**CHALLENGE**
Lines containing the string "data" are to be collected in full.

==== EXCERPTED RECORDS ====

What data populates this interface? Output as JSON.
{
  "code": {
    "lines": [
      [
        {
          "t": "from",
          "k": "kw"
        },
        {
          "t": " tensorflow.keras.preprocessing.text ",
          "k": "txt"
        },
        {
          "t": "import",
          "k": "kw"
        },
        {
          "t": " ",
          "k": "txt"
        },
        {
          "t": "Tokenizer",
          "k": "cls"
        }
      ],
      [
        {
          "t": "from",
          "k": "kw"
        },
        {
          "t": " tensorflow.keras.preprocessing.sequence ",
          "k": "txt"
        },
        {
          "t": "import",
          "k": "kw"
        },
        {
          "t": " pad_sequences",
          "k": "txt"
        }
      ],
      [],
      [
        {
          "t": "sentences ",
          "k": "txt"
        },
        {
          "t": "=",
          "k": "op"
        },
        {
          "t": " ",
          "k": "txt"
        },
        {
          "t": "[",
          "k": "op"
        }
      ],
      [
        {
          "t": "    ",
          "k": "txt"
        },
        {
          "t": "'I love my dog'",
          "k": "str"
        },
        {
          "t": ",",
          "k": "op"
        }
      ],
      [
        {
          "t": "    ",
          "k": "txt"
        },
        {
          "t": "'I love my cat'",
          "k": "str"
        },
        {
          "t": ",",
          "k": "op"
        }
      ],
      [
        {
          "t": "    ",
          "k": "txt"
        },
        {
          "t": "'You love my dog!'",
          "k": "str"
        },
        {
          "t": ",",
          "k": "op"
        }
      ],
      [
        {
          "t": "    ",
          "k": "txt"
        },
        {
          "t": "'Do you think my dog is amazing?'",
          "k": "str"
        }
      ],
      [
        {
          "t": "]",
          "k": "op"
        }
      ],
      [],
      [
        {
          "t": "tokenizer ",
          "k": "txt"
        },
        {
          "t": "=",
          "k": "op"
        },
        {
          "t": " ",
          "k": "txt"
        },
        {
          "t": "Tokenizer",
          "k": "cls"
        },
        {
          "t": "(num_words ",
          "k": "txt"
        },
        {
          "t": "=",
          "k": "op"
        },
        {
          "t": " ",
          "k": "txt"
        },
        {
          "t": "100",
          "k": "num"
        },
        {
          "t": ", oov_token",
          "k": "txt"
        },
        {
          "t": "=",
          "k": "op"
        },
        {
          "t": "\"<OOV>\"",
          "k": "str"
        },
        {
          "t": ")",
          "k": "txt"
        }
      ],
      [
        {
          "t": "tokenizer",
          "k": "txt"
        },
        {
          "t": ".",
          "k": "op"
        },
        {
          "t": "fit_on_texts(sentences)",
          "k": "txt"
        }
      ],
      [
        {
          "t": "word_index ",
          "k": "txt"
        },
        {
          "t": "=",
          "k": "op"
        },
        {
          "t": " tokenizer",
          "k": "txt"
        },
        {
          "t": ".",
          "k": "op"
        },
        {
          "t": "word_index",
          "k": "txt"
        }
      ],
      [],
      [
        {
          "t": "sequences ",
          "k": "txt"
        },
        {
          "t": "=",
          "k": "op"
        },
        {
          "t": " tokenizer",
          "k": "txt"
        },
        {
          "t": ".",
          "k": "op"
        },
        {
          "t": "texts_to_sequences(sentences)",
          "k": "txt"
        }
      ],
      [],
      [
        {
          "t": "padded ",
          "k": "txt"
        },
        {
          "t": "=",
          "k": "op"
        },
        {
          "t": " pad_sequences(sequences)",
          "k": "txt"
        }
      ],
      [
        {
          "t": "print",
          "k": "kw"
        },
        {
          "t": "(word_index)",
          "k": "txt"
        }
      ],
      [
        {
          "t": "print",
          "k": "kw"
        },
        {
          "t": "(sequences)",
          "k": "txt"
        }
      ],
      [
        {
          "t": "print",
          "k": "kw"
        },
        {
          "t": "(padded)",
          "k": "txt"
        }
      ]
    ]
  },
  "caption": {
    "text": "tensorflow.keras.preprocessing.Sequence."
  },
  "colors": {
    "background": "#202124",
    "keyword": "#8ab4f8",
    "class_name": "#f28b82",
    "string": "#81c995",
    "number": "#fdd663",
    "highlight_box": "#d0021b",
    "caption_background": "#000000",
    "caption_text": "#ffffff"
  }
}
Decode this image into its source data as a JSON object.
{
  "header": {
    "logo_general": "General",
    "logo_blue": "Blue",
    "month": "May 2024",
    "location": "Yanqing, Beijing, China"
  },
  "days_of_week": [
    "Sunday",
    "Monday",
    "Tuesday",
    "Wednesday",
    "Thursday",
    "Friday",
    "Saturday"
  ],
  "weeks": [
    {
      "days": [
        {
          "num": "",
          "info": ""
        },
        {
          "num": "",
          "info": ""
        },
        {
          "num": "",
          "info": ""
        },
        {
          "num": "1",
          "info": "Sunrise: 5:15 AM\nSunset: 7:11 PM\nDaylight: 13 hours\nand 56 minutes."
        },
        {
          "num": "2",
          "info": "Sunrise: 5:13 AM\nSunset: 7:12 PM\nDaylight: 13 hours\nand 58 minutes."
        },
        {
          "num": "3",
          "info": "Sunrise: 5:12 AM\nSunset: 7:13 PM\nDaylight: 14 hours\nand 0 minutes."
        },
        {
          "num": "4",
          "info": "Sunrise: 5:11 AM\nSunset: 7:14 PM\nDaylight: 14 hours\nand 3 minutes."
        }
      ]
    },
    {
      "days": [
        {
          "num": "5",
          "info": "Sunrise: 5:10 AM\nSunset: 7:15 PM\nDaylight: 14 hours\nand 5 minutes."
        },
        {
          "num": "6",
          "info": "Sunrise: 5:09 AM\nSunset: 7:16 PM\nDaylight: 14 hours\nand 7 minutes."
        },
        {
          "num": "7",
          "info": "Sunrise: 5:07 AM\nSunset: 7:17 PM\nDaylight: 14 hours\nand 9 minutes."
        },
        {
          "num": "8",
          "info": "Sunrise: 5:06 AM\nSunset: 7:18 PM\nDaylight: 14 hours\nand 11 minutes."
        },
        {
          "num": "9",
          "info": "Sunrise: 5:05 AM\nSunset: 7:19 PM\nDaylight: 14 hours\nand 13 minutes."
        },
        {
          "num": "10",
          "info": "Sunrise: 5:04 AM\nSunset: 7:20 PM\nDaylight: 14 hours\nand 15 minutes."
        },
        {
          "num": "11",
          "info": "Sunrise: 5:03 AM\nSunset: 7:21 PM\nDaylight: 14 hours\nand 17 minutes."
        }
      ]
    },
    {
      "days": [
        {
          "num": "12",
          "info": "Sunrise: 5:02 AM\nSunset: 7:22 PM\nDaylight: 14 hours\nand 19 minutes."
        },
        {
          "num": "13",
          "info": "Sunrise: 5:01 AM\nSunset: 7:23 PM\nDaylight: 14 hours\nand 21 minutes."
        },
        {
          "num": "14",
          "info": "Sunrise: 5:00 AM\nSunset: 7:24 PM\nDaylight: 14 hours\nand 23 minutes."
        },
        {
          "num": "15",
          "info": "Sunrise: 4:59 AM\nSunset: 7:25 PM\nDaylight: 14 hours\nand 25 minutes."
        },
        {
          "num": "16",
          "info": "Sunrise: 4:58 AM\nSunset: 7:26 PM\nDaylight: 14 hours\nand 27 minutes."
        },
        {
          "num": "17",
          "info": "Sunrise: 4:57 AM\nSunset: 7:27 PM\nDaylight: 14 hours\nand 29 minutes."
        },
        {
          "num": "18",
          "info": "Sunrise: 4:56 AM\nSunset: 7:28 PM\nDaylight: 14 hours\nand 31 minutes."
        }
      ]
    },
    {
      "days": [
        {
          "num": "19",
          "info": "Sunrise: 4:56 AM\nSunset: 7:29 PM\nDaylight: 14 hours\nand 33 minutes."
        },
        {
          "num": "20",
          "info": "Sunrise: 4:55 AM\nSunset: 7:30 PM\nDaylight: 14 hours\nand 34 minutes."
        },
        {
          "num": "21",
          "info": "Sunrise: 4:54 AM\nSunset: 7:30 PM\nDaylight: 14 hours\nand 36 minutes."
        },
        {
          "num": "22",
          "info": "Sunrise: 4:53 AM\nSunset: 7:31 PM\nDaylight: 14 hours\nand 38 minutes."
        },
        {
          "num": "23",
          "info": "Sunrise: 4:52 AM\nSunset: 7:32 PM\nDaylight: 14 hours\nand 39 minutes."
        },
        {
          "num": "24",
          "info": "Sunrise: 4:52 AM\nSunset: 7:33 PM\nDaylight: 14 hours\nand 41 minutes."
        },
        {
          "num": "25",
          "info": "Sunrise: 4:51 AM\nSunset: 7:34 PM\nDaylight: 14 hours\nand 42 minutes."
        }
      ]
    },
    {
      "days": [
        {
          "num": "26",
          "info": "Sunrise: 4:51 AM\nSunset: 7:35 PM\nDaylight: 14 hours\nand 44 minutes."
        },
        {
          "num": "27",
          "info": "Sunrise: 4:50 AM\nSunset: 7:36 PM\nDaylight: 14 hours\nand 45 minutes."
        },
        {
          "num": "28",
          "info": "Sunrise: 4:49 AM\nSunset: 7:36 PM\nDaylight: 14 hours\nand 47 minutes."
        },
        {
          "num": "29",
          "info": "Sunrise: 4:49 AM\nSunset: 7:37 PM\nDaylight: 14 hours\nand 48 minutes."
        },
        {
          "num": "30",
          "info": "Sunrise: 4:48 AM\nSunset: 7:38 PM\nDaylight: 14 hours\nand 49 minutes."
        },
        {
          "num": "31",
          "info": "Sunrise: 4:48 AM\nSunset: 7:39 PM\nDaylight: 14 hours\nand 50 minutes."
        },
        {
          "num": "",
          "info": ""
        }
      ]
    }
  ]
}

====

**WRITTEN ANSWER**
What data populates this interface? Output as JSON.
Decode this image into its source data as a JSON object.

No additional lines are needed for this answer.